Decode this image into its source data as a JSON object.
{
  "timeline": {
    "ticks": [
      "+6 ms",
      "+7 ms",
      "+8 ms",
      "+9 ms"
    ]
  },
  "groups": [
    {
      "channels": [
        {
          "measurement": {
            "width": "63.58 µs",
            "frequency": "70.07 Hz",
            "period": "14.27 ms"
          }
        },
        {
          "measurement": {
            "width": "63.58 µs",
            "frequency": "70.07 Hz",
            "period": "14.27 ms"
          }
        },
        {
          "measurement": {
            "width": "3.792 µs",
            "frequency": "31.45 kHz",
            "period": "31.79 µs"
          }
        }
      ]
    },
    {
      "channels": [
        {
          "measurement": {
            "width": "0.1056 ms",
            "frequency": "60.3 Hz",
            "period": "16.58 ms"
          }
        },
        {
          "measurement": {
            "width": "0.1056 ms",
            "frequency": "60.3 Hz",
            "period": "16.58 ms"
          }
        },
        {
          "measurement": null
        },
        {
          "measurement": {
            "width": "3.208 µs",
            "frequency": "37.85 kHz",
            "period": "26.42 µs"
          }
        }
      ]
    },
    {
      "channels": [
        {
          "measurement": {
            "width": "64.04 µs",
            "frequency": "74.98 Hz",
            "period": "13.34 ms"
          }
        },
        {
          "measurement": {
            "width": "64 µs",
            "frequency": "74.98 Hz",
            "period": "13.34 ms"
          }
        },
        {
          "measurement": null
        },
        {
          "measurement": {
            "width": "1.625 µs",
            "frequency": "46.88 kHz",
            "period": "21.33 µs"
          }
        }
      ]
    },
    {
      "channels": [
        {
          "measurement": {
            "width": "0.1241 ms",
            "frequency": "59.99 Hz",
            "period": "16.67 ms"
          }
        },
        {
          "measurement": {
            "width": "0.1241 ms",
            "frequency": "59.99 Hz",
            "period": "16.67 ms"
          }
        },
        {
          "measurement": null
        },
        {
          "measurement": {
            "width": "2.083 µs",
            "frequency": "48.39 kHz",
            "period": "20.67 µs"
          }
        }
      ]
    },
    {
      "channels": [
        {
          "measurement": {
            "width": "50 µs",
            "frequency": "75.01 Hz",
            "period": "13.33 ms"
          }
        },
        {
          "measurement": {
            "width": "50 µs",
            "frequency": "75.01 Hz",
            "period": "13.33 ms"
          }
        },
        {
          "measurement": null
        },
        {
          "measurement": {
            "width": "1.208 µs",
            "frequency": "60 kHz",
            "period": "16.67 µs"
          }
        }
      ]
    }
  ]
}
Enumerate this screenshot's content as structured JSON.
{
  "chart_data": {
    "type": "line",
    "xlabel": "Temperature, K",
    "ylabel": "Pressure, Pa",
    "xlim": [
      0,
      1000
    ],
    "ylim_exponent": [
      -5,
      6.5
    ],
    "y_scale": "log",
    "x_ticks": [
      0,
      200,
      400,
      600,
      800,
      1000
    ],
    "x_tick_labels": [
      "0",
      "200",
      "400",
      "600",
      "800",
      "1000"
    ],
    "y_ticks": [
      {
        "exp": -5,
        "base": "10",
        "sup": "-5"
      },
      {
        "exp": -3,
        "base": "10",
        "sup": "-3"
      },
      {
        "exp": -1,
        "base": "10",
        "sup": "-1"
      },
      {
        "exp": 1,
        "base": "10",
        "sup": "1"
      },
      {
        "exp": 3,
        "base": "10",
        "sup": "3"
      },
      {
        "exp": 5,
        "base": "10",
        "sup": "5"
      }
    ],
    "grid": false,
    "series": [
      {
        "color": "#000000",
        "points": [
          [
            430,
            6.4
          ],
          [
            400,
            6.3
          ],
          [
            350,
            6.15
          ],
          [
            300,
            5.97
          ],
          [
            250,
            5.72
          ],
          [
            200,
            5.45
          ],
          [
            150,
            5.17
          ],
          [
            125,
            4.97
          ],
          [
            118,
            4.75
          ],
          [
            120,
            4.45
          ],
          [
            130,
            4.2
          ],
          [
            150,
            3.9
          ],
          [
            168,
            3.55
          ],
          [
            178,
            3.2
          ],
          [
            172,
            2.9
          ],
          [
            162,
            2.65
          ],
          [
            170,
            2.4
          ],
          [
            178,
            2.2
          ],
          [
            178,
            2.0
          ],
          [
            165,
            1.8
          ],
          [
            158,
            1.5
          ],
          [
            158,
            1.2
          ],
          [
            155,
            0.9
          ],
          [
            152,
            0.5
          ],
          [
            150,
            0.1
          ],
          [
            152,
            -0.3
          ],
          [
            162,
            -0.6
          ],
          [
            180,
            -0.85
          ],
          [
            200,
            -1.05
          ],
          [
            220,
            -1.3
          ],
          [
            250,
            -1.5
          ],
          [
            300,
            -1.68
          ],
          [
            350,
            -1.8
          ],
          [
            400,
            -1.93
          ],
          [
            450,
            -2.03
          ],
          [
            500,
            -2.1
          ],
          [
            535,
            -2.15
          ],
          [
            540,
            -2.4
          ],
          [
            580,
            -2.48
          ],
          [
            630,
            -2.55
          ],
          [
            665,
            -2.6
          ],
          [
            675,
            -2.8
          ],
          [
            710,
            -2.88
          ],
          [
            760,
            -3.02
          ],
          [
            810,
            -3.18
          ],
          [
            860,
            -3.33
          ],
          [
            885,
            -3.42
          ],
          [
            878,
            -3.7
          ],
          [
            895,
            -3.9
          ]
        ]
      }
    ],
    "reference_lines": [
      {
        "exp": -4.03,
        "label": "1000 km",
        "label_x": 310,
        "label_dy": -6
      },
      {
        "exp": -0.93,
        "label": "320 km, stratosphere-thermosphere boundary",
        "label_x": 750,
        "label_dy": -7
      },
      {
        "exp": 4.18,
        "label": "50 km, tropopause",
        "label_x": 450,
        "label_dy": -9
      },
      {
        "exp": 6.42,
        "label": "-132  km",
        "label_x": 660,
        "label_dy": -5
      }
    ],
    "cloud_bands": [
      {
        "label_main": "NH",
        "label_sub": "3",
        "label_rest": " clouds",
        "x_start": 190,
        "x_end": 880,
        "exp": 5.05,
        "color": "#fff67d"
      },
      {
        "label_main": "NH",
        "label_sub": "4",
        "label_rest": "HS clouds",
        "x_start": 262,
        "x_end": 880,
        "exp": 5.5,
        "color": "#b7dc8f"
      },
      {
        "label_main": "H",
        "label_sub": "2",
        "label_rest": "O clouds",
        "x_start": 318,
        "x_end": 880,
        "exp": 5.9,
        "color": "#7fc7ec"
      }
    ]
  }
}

REQUEST → Quote the data above in full, changing nothing.

TASK RESULT →
Decode this image into its source data as a JSON object.
{
  "timeline": {
    "ticks": [
      "+6 ms",
      "+7 ms",
      "+8 ms",
      "+9 ms"
    ]
  },
  "groups": [
    {
      "channels": [
        {
          "measurement": {
            "width": "63.58 µs",
            "frequency": "70.07 Hz",
            "period": "14.27 ms"
          }
        },
        {
          "measurement": {
            "width": "63.58 µs",
            "frequency": "70.07 Hz",
            "period": "14.27 ms"
          }
        },
        {
          "measurement": {
            "width": "3.792 µs",
            "frequency": "31.45 kHz",
            "period": "31.79 µs"
          }
        }
      ]
    },
    {
      "channels": [
        {
          "measurement": {
            "width": "0.1056 ms",
            "frequency": "60.3 Hz",
            "period": "16.58 ms"
          }
        },
        {
          "measurement": {
            "width": "0.1056 ms",
            "frequency": "60.3 Hz",
            "period": "16.58 ms"
          }
        },
        {
          "measurement": null
        },
        {
          "measurement": {
            "width": "3.208 µs",
            "frequency": "37.85 kHz",
            "period": "26.42 µs"
          }
        }
      ]
    },
    {
      "channels": [
        {
          "measurement": {
            "width": "64.04 µs",
            "frequency": "74.98 Hz",
            "period": "13.34 ms"
          }
        },
        {
          "measurement": {
            "width": "64 µs",
            "frequency": "74.98 Hz",
            "period": "13.34 ms"
          }
        },
        {
          "measurement": null
        },
        {
          "measurement": {
            "width": "1.625 µs",
            "frequency": "46.88 kHz",
            "period": "21.33 µs"
          }
        }
      ]
    },
    {
      "channels": [
        {
          "measurement": {
            "width": "0.1241 ms",
            "frequency": "59.99 Hz",
            "period": "16.67 ms"
          }
        },
        {
          "measurement": {
            "width": "0.1241 ms",
            "frequency": "59.99 Hz",
            "period": "16.67 ms"
          }
        },
        {
          "measurement": null
        },
        {
          "measurement": {
            "width": "2.083 µs",
            "frequency": "48.39 kHz",
            "period": "20.67 µs"
          }
        }
      ]
    },
    {
      "channels": [
        {
          "measurement": {
            "width": "50 µs",
            "frequency": "75.01 Hz",
            "period": "13.33 ms"
          }
        },
        {
          "measurement": {
            "width": "50 µs",
            "frequency": "75.01 Hz",
            "period": "13.33 ms"
          }
        },
        {
          "measurement": null
        },
        {
          "measurement": {
            "width": "1.208 µs",
            "frequency": "60 kHz",
            "period": "16.67 µs"
          }
        }
      ]
    }
  ]
}
Enumerate this screenshot's content as structured JSON.
{
  "chart_data": {
    "type": "line",
    "xlabel": "Temperature, K",
    "ylabel": "Pressure, Pa",
    "xlim": [
      0,
      1000
    ],
    "ylim_exponent": [
      -5,
      6.5
    ],
    "y_scale": "log",
    "x_ticks": [
      0,
      200,
      400,
      600,
      800,
      1000
    ],
    "x_tick_labels": [
      "0",
      "200",
      "400",
      "600",
      "800",
      "1000"
    ],
    "y_ticks": [
      {
        "exp": -5,
        "base": "10",
        "sup": "-5"
      },
      {
        "exp": -3,
        "base": "10",
        "sup": "-3"
      },
      {
        "exp": -1,
        "base": "10",
        "sup": "-1"
      },
      {
        "exp": 1,
        "base": "10",
        "sup": "1"
      },
      {
        "exp": 3,
        "base": "10",
        "sup": "3"
      },
      {
        "exp": 5,
        "base": "10",
        "sup": "5"
      }
    ],
    "grid": false,
    "series": [
      {
        "color": "#000000",
        "points": [
          [
            430,
            6.4
          ],
          [
            400,
            6.3
          ],
          [
            350,
            6.15
          ],
          [
            300,
            5.97
          ],
          [
            250,
            5.72
          ],
          [
            200,
            5.45
          ],
          [
            150,
            5.17
          ],
          [
            125,
            4.97
          ],
          [
            118,
            4.75
          ],
          [
            120,
            4.45
          ],
          [
            130,
            4.2
          ],
          [
            150,
            3.9
          ],
          [
            168,
            3.55
          ],
          [
            178,
            3.2
          ],
          [
            172,
            2.9
          ],
          [
            162,
            2.65
          ],
          [
            170,
            2.4
          ],
          [
            178,
            2.2
          ],
          [
            178,
            2.0
          ],
          [
            165,
            1.8
          ],
          [
            158,
            1.5
          ],
          [
            158,
            1.2
          ],
          [
            155,
            0.9
          ],
          [
            152,
            0.5
          ],
          [
            150,
            0.1
          ],
          [
            152,
            -0.3
          ],
          [
            162,
            -0.6
          ],
          [
            180,
            -0.85
          ],
          [
            200,
            -1.05
          ],
          [
            220,
            -1.3
          ],
          [
            250,
            -1.5
          ],
          [
            300,
            -1.68
          ],
          [
            350,
            -1.8
          ],
          [
            400,
            -1.93
          ],
          [
            450,
            -2.03
          ],
          [
            500,
            -2.1
          ],
          [
            535,
            -2.15
          ],
          [
            540,
            -2.4
          ],
          [
            580,
            -2.48
          ],
          [
            630,
            -2.55
          ],
          [
            665,
            -2.6
          ],
          [
            675,
            -2.8
          ],
          [
            710,
            -2.88
          ],
          [
            760,
            -3.02
          ],
          [
            810,
            -3.18
          ],
          [
            860,
            -3.33
          ],
          [
            885,
            -3.42
          ],
          [
            878,
            -3.7
          ],
          [
            895,
            -3.9
          ]
        ]
      }
    ],
    "reference_lines": [
      {
        "exp": -4.03,
        "label": "1000 km",
        "label_x": 310,
        "label_dy": -6
      },
      {
        "exp": -0.93,
        "label": "320 km, stratosphere-thermosphere boundary",
        "label_x": 750,
        "label_dy": -7
      },
      {
        "exp": 4.18,
        "label": "50 km, tropopause",
        "label_x": 450,
        "label_dy": -9
      },
      {
        "exp": 6.42,
        "label": "-132  km",
        "label_x": 660,
        "label_dy": -5
      }
    ],
    "cloud_bands": [
      {
        "label_main": "NH",
        "label_sub": "3",
        "label_rest": " clouds",
        "x_start": 190,
        "x_end": 880,
        "exp": 5.05,
        "color": "#fff67d"
      },
      {
        "label_main": "NH",
        "label_sub": "4",
        "label_rest": "HS clouds",
        "x_start": 262,
        "x_end": 880,
        "exp": 5.5,
        "color": "#b7dc8f"
      },
      {
        "label_main": "H",
        "label_sub": "2",
        "label_rest": "O clouds",
        "x_start": 318,
        "x_end": 880,
        "exp": 5.9,
        "color": "#7fc7ec"
      }
    ]
  }
}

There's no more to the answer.